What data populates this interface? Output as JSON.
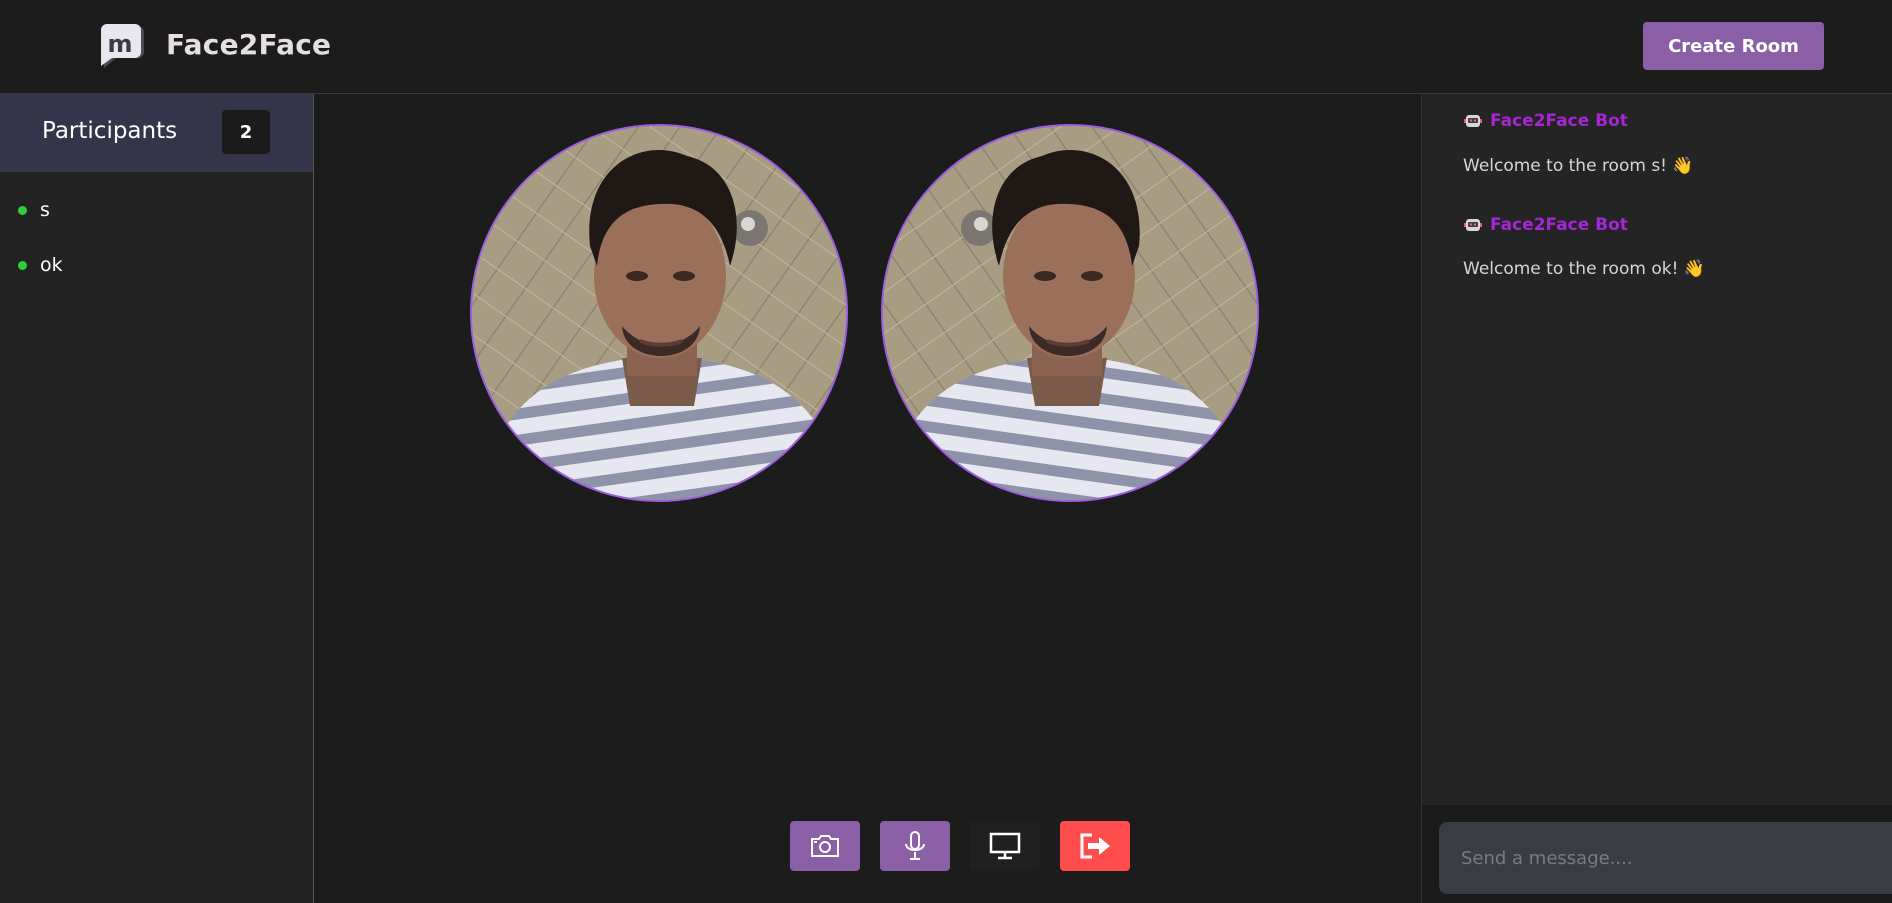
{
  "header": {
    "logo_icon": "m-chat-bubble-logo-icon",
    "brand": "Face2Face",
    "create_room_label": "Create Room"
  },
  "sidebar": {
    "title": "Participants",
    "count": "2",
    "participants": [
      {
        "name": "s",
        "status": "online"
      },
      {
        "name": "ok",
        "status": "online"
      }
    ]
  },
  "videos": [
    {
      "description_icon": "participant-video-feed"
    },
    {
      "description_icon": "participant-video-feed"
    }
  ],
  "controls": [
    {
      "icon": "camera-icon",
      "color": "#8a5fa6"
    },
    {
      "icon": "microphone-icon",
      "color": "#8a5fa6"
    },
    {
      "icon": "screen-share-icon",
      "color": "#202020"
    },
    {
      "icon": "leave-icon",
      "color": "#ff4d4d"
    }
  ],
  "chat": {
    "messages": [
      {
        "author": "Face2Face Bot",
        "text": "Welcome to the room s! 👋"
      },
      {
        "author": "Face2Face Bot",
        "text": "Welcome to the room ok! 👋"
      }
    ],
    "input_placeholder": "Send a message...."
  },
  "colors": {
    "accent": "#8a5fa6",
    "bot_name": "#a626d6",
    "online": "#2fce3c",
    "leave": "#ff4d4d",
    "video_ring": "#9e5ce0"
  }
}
____
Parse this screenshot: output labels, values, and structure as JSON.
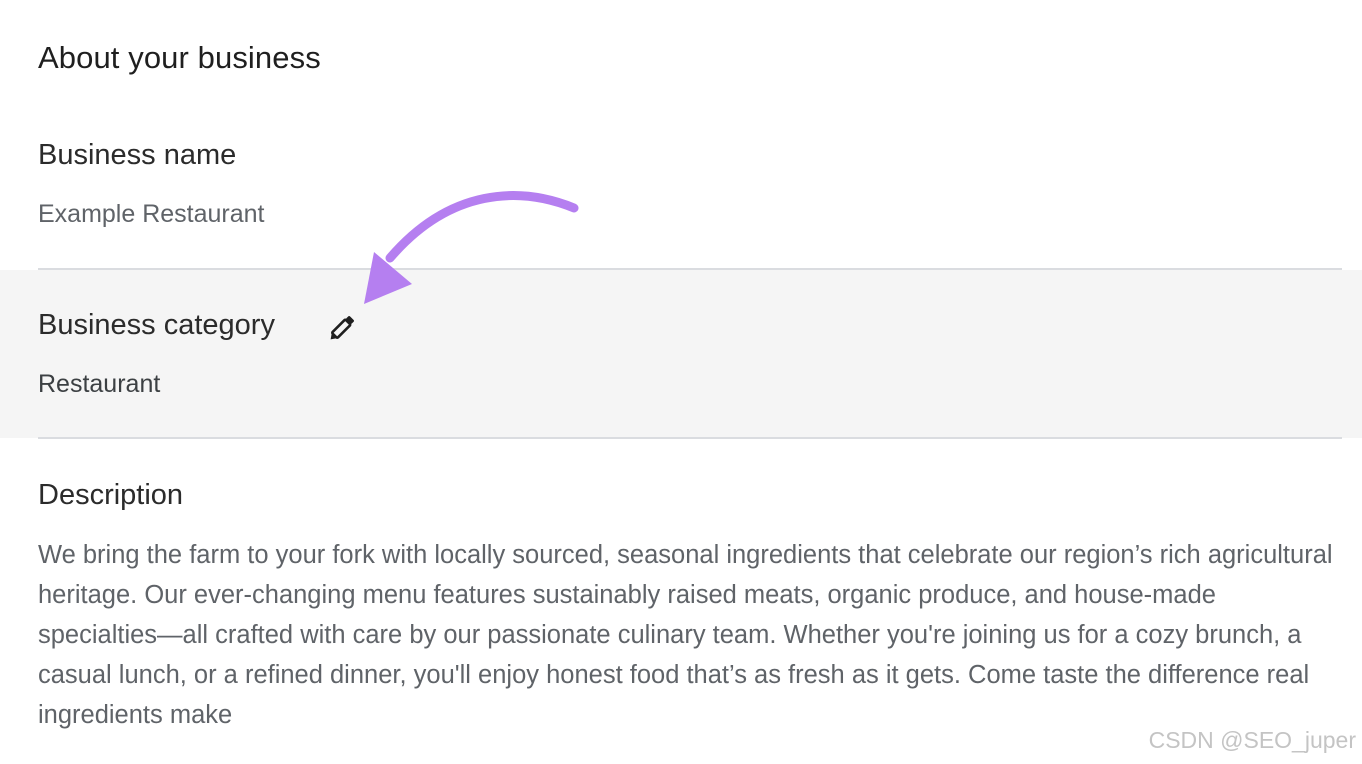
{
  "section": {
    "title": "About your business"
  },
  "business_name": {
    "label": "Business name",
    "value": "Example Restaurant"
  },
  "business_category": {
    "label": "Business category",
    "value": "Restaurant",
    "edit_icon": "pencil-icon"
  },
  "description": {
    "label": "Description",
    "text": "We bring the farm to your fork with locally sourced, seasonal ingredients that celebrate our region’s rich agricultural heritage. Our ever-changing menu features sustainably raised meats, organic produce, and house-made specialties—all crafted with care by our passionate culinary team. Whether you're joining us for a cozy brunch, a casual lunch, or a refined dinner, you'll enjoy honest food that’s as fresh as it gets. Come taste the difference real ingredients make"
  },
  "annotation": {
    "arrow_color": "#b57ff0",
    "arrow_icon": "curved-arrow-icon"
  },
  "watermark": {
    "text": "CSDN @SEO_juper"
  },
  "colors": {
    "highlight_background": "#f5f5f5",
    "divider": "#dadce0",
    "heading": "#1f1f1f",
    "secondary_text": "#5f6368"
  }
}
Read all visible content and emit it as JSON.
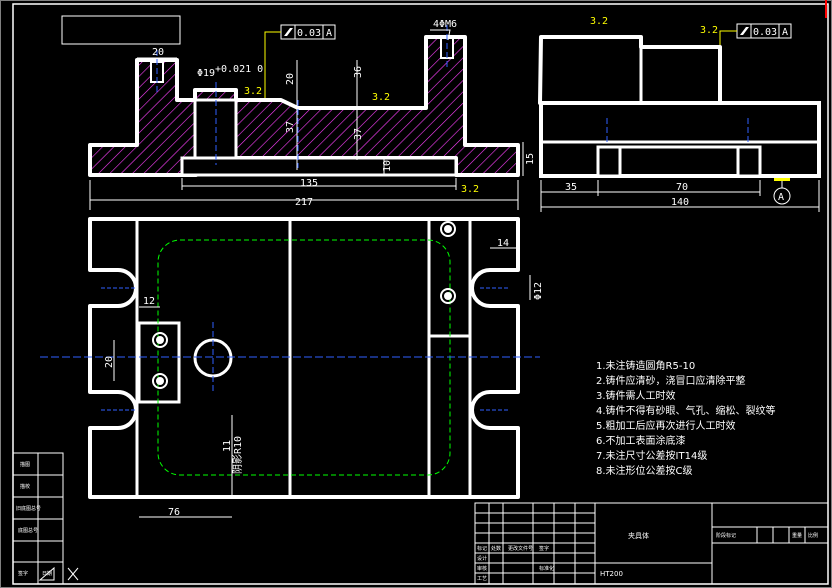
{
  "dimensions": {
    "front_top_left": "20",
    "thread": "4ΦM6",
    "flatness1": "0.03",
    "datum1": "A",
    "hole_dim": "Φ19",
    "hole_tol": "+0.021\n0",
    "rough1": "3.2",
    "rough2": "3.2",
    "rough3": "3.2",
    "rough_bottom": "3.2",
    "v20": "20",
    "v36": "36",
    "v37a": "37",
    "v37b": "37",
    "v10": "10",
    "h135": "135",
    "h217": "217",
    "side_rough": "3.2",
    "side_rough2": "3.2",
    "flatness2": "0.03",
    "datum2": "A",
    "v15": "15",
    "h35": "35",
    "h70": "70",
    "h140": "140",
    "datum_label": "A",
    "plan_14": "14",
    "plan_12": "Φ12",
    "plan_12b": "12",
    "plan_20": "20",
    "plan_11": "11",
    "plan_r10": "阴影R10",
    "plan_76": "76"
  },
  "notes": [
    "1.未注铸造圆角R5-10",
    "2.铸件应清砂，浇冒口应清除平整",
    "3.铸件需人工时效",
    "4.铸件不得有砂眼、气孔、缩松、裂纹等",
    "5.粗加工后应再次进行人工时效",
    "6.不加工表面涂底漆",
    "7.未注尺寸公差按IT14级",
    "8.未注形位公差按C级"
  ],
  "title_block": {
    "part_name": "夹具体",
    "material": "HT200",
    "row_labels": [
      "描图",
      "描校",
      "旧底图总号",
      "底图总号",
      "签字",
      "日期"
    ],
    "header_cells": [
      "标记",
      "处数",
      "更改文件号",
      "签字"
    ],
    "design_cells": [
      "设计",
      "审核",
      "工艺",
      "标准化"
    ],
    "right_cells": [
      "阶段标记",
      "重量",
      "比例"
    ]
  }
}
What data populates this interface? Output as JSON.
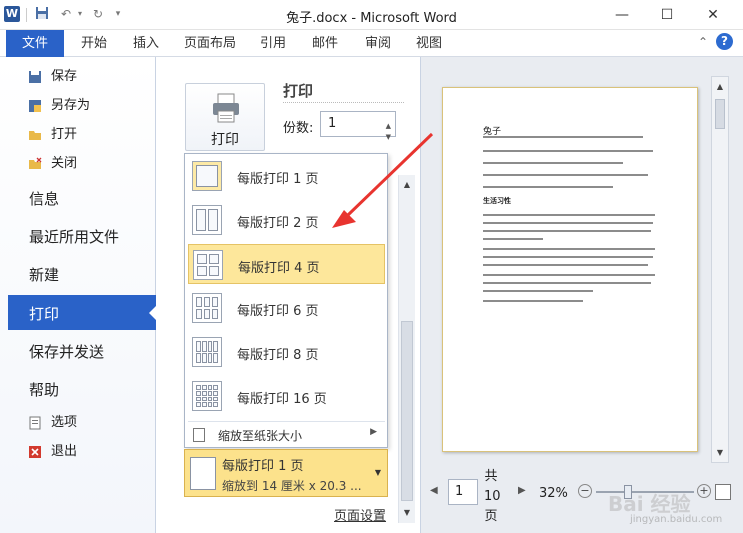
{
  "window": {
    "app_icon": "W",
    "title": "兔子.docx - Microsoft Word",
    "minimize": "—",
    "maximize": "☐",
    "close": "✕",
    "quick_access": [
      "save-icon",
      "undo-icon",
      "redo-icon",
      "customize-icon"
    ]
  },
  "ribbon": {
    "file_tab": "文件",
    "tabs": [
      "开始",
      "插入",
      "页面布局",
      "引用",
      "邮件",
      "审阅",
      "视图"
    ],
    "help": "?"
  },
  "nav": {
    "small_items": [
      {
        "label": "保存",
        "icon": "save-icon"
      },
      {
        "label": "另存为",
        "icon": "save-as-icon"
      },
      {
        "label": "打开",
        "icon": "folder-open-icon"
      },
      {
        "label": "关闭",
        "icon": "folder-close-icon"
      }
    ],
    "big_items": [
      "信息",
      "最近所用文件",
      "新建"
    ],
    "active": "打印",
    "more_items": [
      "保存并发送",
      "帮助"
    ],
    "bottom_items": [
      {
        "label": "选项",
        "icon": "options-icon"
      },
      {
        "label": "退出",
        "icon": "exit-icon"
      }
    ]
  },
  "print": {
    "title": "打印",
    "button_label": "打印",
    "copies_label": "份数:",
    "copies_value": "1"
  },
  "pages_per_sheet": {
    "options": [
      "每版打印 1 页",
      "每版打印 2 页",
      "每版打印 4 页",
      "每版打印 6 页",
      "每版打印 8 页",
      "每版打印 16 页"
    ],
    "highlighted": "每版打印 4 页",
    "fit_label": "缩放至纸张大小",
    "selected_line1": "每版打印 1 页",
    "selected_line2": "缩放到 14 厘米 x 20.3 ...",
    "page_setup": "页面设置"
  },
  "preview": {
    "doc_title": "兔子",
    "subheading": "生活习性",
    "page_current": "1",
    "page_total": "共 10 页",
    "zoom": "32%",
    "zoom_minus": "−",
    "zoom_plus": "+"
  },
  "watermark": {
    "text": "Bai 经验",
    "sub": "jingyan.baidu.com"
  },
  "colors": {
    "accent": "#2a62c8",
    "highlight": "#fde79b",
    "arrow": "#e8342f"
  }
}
____
Exercise requirements:
Search the data above for the string "每版打印" and return every line that has it.

Solved problem:
      "每版打印 1 页",
      "每版打印 2 页",
      "每版打印 4 页",
      "每版打印 6 页",
      "每版打印 8 页",
      "每版打印 16 页"
    "highlighted": "每版打印 4 页",
    "selected_line1": "每版打印 1 页",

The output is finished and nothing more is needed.